__GIVEN INSTRUCTION__.
Could you repeat exactly the lines below, from the line containing "Transcribe the text in this document." through the last one, both included, while leaving out any pictures?

__Extracted data entries__.
[start]

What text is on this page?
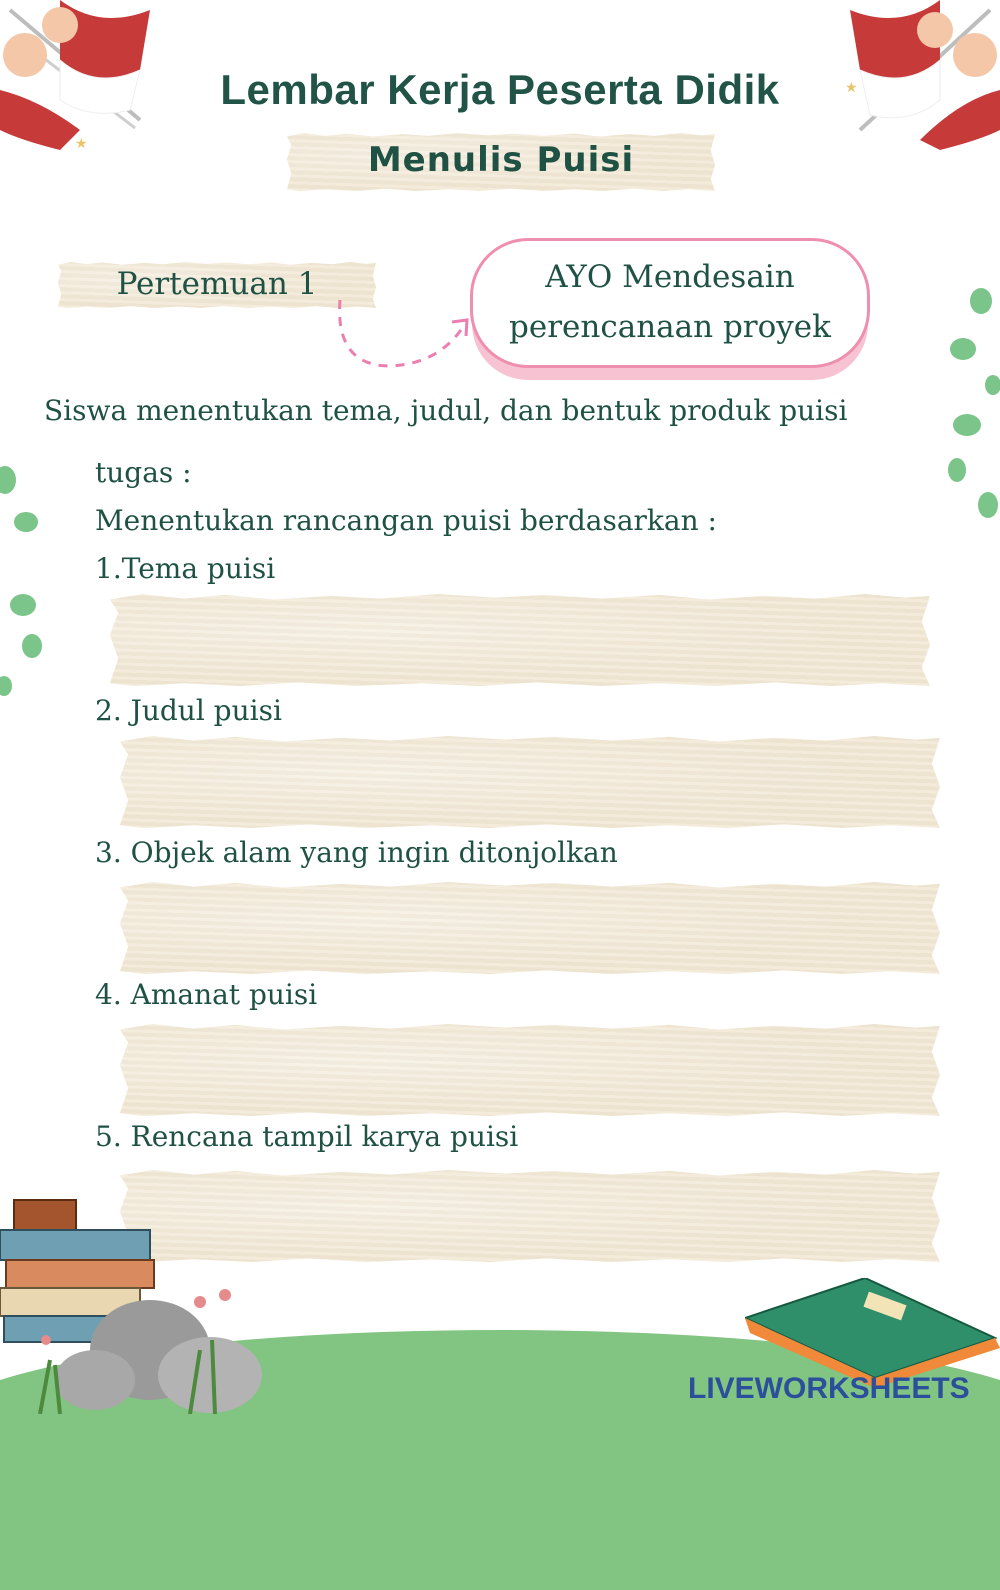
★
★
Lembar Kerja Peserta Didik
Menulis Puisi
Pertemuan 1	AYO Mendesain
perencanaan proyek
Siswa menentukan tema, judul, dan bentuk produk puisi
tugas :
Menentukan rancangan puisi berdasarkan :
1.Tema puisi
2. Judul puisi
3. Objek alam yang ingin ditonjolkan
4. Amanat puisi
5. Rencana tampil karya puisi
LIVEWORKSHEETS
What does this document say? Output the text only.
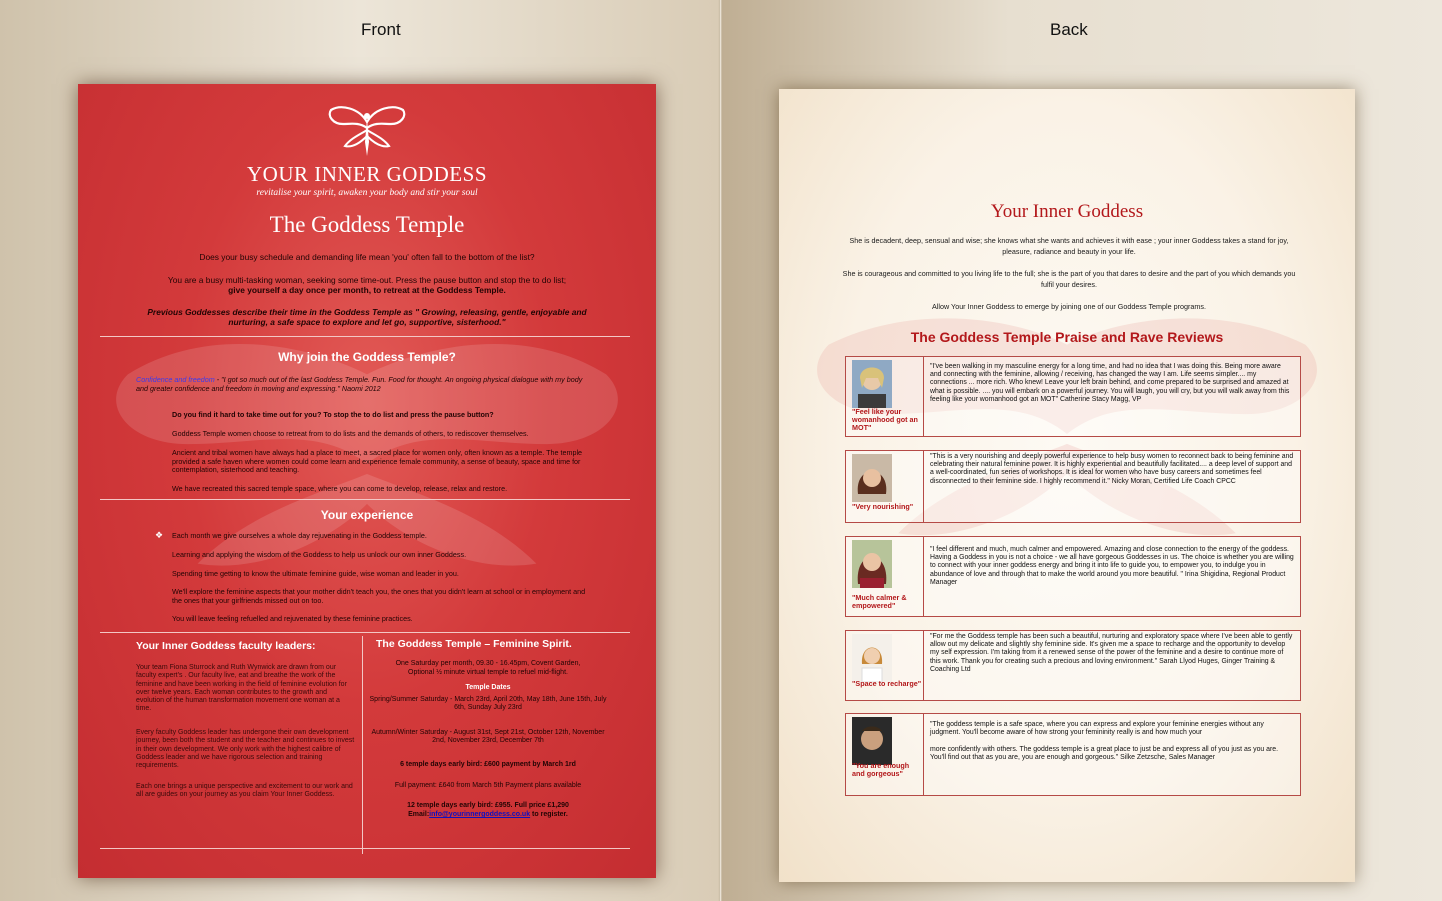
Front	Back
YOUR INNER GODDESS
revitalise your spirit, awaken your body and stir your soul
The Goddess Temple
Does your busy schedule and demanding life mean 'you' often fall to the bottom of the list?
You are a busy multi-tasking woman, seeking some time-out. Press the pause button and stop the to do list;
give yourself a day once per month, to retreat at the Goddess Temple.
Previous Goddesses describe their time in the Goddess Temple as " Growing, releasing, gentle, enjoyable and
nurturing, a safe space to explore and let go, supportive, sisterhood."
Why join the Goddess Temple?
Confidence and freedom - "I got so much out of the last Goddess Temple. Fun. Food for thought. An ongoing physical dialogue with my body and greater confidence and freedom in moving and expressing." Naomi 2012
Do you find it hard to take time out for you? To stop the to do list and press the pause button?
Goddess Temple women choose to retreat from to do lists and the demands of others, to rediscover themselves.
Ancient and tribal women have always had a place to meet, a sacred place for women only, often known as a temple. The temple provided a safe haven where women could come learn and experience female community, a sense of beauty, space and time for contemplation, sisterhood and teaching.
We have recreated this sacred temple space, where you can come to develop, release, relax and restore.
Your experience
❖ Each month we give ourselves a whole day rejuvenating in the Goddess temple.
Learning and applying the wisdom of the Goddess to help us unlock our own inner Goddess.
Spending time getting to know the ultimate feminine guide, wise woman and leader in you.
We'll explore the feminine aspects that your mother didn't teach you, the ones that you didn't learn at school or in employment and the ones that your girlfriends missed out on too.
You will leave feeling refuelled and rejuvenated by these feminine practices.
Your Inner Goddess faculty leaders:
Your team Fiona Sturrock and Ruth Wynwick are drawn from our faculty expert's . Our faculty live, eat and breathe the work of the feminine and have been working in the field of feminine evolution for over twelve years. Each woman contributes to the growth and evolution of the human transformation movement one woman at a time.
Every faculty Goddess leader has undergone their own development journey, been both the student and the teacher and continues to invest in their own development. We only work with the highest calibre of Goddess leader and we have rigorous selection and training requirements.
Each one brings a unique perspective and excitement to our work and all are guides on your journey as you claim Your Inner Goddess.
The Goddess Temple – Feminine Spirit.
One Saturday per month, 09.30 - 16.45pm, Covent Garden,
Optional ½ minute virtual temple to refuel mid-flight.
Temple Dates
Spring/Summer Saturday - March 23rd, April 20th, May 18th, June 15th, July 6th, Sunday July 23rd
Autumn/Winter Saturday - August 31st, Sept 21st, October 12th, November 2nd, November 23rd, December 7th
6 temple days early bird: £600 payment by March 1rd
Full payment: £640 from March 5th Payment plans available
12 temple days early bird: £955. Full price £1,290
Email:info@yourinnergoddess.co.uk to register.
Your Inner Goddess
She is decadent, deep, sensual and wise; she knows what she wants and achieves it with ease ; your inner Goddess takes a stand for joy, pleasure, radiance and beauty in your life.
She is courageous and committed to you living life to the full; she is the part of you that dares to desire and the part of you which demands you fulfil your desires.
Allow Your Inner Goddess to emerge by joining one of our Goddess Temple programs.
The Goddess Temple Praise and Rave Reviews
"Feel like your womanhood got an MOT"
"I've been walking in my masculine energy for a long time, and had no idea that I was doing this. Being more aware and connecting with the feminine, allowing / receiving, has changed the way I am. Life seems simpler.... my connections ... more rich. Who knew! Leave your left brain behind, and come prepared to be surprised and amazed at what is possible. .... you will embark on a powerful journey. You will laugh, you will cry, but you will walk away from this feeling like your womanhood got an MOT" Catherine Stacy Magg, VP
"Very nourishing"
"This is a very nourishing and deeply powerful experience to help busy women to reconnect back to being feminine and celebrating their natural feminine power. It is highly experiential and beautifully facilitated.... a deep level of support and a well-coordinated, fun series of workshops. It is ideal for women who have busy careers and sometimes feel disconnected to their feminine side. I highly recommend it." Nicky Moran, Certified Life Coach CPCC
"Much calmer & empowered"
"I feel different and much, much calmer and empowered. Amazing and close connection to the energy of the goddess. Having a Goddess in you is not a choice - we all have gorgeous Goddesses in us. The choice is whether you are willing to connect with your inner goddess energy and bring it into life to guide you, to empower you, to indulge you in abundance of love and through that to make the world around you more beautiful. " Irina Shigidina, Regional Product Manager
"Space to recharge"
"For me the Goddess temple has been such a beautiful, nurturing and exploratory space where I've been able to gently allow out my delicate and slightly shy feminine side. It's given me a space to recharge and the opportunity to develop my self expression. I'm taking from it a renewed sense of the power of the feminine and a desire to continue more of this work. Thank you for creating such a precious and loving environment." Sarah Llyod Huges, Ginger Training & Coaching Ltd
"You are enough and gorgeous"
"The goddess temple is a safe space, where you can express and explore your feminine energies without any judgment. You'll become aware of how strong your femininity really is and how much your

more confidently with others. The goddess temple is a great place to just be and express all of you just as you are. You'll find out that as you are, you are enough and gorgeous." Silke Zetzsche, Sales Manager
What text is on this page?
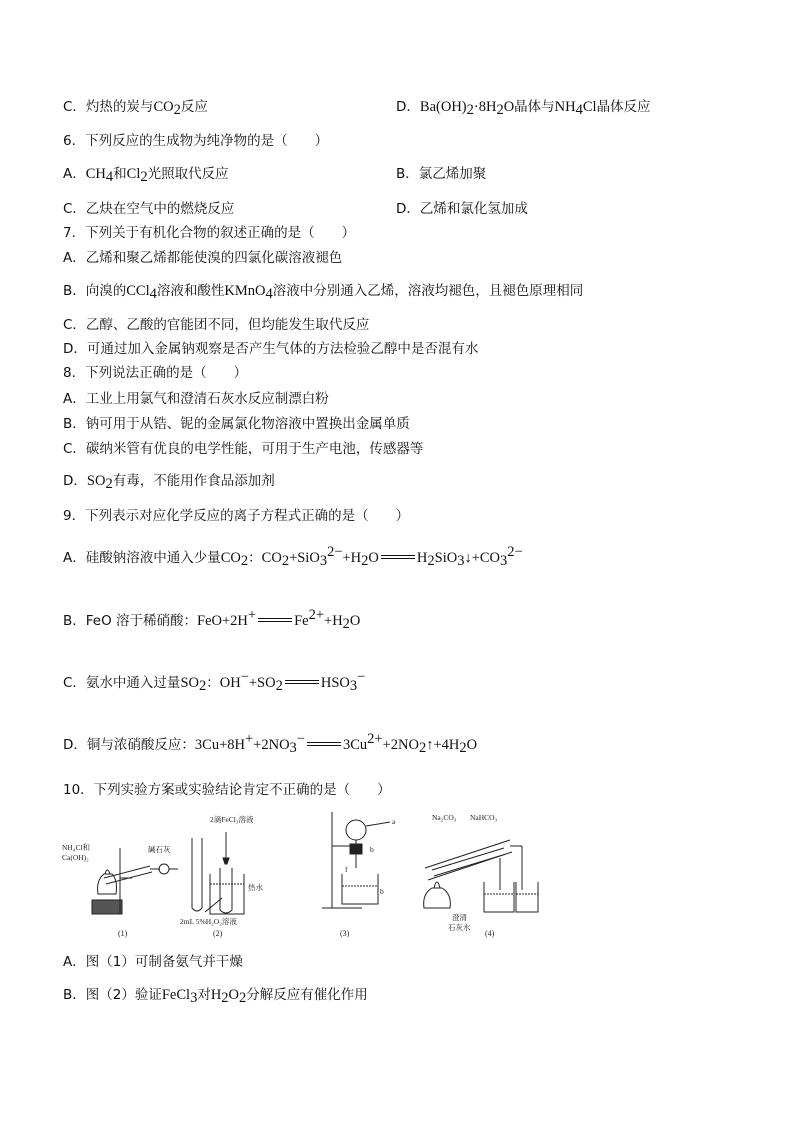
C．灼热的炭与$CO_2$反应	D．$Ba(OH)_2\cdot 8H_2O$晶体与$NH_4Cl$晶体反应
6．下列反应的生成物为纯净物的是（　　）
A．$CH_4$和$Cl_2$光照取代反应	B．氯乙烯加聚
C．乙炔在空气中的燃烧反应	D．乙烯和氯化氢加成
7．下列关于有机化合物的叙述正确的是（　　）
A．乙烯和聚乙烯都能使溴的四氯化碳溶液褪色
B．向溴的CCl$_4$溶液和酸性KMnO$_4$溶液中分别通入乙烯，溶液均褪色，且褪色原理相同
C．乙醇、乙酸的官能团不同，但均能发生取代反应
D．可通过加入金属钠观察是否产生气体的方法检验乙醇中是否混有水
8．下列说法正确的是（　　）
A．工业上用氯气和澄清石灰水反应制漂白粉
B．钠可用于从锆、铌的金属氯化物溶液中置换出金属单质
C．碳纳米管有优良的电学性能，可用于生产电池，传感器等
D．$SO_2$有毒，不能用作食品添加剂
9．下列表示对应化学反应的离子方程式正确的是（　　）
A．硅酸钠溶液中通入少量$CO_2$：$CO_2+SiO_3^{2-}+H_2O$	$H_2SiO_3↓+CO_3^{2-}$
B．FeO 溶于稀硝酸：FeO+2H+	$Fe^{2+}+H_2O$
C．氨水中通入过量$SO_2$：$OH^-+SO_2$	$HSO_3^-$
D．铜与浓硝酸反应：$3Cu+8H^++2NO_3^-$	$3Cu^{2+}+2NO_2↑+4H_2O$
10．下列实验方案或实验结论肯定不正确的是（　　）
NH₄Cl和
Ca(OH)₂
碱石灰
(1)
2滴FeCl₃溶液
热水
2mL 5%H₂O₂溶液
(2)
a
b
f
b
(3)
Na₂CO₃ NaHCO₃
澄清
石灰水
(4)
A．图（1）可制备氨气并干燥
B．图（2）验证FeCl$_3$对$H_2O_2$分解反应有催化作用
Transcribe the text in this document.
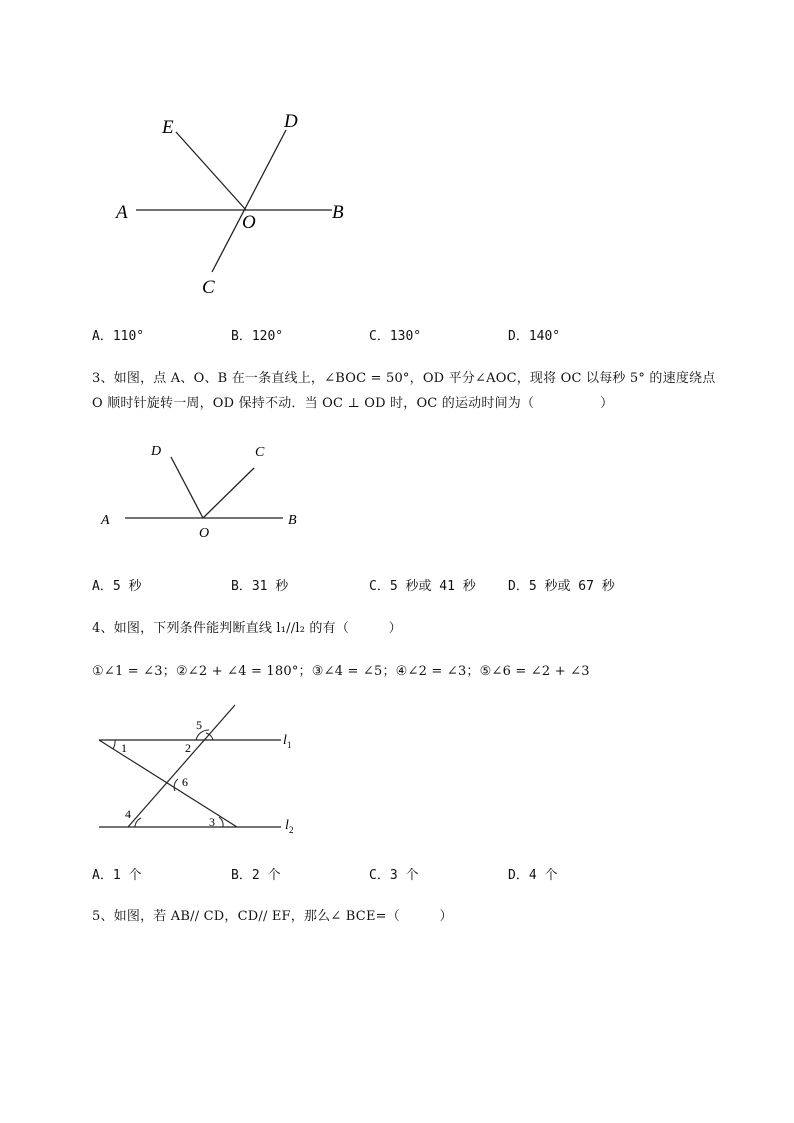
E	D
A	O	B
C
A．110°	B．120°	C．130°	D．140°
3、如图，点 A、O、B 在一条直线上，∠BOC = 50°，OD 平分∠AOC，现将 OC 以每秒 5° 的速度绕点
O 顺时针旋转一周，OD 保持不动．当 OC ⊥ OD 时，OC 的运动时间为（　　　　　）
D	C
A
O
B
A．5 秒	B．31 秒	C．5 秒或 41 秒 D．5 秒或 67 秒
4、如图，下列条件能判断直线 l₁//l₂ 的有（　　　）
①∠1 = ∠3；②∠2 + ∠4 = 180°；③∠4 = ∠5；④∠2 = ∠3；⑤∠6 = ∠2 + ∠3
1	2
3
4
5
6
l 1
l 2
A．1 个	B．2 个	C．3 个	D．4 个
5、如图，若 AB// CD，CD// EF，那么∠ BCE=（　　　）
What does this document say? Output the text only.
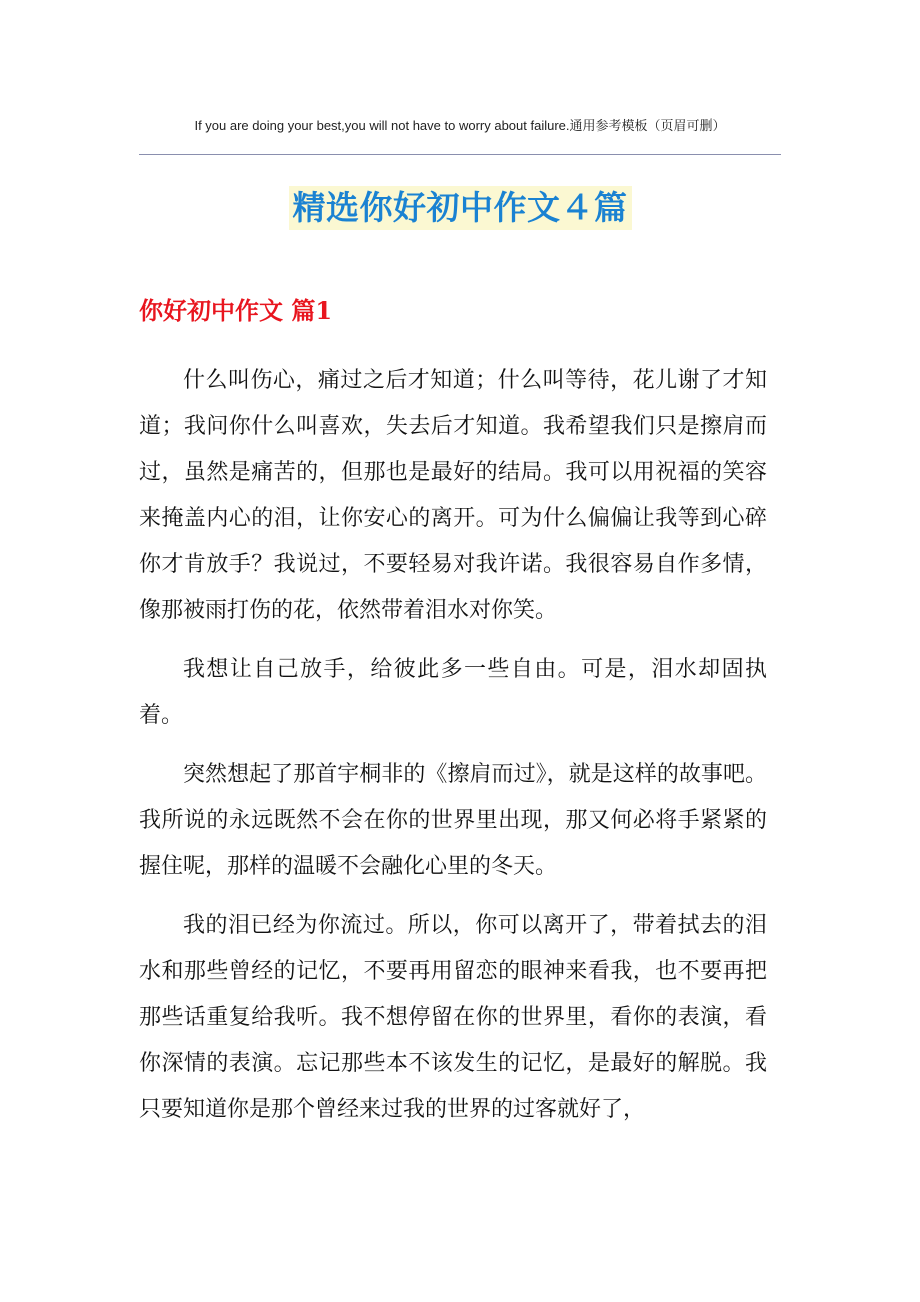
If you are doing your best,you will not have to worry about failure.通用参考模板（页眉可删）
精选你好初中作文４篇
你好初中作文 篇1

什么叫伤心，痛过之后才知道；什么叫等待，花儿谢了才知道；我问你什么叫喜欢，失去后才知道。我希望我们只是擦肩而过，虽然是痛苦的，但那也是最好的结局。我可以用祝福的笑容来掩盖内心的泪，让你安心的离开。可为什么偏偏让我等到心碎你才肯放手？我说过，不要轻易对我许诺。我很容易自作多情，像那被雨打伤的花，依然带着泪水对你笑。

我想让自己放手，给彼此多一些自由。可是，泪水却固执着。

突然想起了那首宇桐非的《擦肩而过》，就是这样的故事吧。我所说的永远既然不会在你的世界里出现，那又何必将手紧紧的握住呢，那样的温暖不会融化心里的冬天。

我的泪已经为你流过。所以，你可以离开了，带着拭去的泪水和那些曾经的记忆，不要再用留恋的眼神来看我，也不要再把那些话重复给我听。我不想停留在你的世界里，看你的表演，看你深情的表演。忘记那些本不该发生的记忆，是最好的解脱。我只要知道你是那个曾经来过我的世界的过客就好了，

[end]

__SOLUTION__.
Transcribe the text in this document.
E	D
A	O	B
C
A．110°	B．120°	C．130°	D．140°
3、如图，点 A、O、B 在一条直线上，∠BOC = 50°，OD 平分∠AOC，现将 OC 以每秒 5° 的速度绕点
O 顺时针旋转一周，OD 保持不动．当 OC ⊥ OD 时，OC 的运动时间为（　　　　　）
D	C
A
O
B
A．5 秒	B．31 秒	C．5 秒或 41 秒 D．5 秒或 67 秒
4、如图，下列条件能判断直线 l₁//l₂ 的有（　　　）
①∠1 = ∠3；②∠2 + ∠4 = 180°；③∠4 = ∠5；④∠2 = ∠3；⑤∠6 = ∠2 + ∠3
1	2
3
4
5
6
l 1
l 2
A．1 个	B．2 个	C．3 个	D．4 个
5、如图，若 AB// CD，CD// EF，那么∠ BCE=（　　　）
What does this document say? Output the text only.
If you are doing your best,you will not have to worry about failure.通用参考模板（页眉可删）
精选你好初中作文４篇
你好初中作文 篇1

什么叫伤心，痛过之后才知道；什么叫等待，花儿谢了才知道；我问你什么叫喜欢，失去后才知道。我希望我们只是擦肩而过，虽然是痛苦的，但那也是最好的结局。我可以用祝福的笑容来掩盖内心的泪，让你安心的离开。可为什么偏偏让我等到心碎你才肯放手？我说过，不要轻易对我许诺。我很容易自作多情，像那被雨打伤的花，依然带着泪水对你笑。

我想让自己放手，给彼此多一些自由。可是，泪水却固执着。

突然想起了那首宇桐非的《擦肩而过》，就是这样的故事吧。我所说的永远既然不会在你的世界里出现，那又何必将手紧紧的握住呢，那样的温暖不会融化心里的冬天。

我的泪已经为你流过。所以，你可以离开了，带着拭去的泪水和那些曾经的记忆，不要再用留恋的眼神来看我，也不要再把那些话重复给我听。我不想停留在你的世界里，看你的表演，看你深情的表演。忘记那些本不该发生的记忆，是最好的解脱。我只要知道你是那个曾经来过我的世界的过客就好了，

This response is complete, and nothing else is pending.